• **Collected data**
=====
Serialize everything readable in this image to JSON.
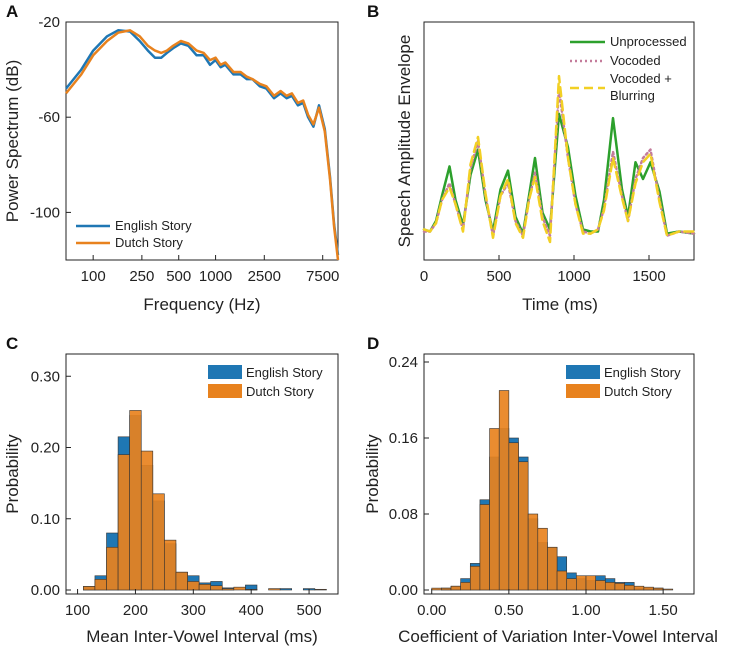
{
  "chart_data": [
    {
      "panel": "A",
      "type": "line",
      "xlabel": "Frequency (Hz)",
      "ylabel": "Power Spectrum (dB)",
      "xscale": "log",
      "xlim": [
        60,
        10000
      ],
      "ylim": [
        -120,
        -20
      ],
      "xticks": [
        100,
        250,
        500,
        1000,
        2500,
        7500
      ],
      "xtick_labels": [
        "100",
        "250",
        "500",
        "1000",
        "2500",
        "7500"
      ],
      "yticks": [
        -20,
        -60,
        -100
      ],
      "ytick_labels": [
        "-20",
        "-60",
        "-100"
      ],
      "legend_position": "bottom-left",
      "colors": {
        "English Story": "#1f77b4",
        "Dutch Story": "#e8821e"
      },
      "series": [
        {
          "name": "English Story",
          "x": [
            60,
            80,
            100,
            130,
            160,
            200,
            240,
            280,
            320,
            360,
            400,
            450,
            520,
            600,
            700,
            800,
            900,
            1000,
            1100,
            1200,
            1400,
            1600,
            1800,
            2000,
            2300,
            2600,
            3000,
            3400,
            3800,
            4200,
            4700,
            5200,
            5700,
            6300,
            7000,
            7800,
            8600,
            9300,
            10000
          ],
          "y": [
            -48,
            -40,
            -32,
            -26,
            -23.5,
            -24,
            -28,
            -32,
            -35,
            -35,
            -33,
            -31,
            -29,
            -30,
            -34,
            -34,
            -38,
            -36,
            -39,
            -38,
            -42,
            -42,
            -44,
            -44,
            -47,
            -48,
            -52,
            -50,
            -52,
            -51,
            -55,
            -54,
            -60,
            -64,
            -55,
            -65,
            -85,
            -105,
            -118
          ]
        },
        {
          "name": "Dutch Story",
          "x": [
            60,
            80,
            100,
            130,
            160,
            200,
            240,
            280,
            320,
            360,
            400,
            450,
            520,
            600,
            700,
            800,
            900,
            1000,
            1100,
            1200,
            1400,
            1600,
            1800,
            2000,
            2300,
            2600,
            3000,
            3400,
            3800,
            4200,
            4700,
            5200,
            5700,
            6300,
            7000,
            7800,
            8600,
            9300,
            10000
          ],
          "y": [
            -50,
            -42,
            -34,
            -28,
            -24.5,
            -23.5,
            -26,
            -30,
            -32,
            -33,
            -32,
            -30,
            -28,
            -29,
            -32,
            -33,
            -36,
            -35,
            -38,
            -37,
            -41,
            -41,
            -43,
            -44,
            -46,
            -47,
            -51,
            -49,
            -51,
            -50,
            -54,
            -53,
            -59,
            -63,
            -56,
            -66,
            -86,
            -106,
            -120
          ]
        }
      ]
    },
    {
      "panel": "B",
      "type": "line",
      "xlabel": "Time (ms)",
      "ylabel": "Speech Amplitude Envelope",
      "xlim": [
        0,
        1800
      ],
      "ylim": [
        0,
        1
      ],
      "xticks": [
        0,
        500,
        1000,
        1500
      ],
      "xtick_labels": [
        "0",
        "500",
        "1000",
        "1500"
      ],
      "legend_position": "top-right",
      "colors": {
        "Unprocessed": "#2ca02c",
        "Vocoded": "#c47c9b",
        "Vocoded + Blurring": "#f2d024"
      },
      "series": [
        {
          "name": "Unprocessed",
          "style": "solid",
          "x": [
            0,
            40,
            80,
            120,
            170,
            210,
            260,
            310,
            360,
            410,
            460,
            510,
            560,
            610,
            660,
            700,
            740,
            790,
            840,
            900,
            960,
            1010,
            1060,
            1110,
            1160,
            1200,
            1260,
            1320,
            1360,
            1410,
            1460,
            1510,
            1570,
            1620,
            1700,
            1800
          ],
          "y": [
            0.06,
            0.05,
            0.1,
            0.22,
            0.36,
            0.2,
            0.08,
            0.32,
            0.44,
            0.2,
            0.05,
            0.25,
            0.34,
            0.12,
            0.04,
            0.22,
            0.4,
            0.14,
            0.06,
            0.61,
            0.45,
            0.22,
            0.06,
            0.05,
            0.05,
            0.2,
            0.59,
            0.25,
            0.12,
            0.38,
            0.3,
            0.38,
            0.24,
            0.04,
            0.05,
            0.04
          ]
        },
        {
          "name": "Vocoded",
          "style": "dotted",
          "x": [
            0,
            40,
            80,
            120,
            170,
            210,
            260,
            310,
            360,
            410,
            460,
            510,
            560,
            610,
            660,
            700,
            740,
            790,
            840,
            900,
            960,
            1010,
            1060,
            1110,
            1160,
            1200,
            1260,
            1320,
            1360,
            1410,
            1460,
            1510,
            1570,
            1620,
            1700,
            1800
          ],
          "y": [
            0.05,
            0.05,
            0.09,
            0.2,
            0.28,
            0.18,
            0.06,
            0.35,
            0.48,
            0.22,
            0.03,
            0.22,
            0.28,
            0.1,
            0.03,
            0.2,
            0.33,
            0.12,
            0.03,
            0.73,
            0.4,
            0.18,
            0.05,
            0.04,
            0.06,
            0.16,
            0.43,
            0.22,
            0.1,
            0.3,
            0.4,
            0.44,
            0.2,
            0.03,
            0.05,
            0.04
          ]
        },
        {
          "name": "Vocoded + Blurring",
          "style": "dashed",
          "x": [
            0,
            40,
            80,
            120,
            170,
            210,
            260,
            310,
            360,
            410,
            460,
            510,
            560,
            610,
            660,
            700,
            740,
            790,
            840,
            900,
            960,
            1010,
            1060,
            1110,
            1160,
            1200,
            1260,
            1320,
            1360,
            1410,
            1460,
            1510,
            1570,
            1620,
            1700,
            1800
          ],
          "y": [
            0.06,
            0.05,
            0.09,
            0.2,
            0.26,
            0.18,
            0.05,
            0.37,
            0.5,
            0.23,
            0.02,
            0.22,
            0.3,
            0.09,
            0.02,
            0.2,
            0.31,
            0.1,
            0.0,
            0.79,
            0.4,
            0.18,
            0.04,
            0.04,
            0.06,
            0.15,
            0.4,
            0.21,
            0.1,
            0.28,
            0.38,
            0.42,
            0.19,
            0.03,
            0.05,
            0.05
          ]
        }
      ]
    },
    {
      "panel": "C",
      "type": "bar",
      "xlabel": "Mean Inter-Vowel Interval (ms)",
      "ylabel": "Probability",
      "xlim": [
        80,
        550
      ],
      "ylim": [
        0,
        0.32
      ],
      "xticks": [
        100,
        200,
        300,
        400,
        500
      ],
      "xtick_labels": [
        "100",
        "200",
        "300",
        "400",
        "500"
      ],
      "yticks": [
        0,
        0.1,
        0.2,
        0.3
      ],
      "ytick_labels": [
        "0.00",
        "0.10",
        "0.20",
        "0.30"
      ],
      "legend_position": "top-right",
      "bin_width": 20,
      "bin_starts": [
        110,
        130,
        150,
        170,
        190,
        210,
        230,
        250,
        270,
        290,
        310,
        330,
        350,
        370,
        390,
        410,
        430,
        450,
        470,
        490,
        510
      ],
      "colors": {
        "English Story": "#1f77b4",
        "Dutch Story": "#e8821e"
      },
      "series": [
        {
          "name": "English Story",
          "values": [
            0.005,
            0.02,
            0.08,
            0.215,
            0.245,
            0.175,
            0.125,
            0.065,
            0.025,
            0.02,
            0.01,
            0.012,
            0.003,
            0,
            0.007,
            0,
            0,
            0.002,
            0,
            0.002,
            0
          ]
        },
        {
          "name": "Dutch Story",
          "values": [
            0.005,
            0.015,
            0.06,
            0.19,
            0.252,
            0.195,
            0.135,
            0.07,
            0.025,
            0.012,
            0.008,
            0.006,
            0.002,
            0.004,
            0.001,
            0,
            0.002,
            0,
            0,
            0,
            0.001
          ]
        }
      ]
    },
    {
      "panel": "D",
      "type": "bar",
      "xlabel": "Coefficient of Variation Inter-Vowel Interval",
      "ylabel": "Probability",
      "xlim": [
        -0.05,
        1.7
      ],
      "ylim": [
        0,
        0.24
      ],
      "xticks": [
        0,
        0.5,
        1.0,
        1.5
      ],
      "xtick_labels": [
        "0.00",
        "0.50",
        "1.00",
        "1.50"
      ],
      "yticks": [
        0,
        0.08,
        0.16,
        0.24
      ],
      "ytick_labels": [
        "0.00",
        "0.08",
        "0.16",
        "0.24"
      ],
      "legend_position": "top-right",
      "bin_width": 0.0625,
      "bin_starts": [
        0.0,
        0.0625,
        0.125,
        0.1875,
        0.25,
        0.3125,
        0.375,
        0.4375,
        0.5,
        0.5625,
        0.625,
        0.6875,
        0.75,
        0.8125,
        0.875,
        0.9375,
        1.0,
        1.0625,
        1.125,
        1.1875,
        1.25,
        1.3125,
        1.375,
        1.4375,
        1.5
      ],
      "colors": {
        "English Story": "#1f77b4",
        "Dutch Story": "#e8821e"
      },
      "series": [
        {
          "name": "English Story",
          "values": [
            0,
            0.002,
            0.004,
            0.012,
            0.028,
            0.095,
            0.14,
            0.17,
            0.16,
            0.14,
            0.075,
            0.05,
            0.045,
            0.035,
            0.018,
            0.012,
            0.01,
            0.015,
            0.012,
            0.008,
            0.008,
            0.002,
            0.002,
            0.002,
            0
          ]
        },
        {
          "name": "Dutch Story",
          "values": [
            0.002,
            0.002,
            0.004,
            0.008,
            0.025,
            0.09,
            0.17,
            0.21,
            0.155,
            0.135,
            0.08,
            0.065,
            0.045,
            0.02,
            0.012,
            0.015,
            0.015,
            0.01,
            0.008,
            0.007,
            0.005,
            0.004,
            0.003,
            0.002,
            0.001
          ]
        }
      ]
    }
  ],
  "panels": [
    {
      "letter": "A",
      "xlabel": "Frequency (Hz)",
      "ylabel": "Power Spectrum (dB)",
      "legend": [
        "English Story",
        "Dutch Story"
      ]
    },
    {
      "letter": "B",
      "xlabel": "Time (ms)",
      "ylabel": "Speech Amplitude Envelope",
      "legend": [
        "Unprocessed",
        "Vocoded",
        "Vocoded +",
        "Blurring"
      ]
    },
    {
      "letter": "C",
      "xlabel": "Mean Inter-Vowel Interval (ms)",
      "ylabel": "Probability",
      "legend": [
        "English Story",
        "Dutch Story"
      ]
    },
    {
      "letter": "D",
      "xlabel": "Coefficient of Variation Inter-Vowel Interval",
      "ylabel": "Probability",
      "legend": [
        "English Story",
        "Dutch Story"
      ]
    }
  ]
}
=====
Count how many lines include the string "style". Nothing but the number is needed.

3